# START OF Supplied material

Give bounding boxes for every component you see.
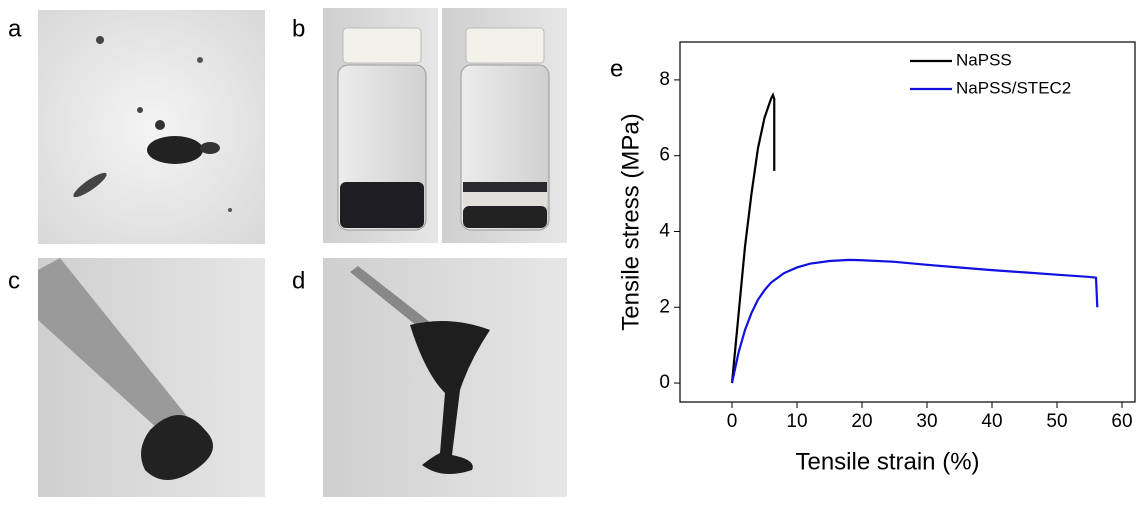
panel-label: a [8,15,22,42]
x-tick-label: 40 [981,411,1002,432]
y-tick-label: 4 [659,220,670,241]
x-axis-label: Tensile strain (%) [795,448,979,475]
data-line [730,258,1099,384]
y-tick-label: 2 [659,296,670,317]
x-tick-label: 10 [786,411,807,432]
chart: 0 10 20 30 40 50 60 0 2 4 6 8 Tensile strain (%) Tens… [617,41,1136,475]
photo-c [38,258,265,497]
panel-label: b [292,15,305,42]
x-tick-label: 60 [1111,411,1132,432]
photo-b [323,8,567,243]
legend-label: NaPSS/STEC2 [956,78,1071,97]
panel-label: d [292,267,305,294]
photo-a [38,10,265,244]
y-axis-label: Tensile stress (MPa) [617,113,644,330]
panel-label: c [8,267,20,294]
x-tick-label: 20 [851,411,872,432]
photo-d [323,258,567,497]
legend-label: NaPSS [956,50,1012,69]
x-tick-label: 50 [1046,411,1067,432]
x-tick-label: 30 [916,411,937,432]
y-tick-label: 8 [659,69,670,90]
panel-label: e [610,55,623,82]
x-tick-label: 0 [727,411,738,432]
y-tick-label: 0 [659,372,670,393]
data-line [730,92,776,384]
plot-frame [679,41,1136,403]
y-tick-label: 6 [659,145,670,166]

# END OF Supplied material

- **Given instruction**
Rewrite these lines with "panel-label" swapped for "subfigure-label" everywhere it occurs, leaving everything else unchanged and omitting the picture.

- **Expected output**
Give bounding boxes for every component you see.
subfigure-label: a [8,15,22,42]
x-tick-label: 40 [981,411,1002,432]
y-tick-label: 4 [659,220,670,241]
x-axis-label: Tensile strain (%) [795,448,979,475]
data-line [730,258,1099,384]
y-tick-label: 2 [659,296,670,317]
x-tick-label: 10 [786,411,807,432]
chart: 0 10 20 30 40 50 60 0 2 4 6 8 Tensile strain (%) Tens… [617,41,1136,475]
photo-c [38,258,265,497]
subfigure-label: b [292,15,305,42]
x-tick-label: 60 [1111,411,1132,432]
photo-b [323,8,567,243]
legend-label: NaPSS/STEC2 [956,78,1071,97]
subfigure-label: d [292,267,305,294]
photo-a [38,10,265,244]
y-axis-label: Tensile stress (MPa) [617,113,644,330]
subfigure-label: c [8,267,20,294]
x-tick-label: 20 [851,411,872,432]
photo-d [323,258,567,497]
legend-label: NaPSS [956,50,1012,69]
x-tick-label: 50 [1046,411,1067,432]
x-tick-label: 30 [916,411,937,432]
y-tick-label: 8 [659,69,670,90]
subfigure-label: e [610,55,623,82]
x-tick-label: 0 [727,411,738,432]
y-tick-label: 0 [659,372,670,393]
data-line [730,92,776,384]
plot-frame [679,41,1136,403]
y-tick-label: 6 [659,145,670,166]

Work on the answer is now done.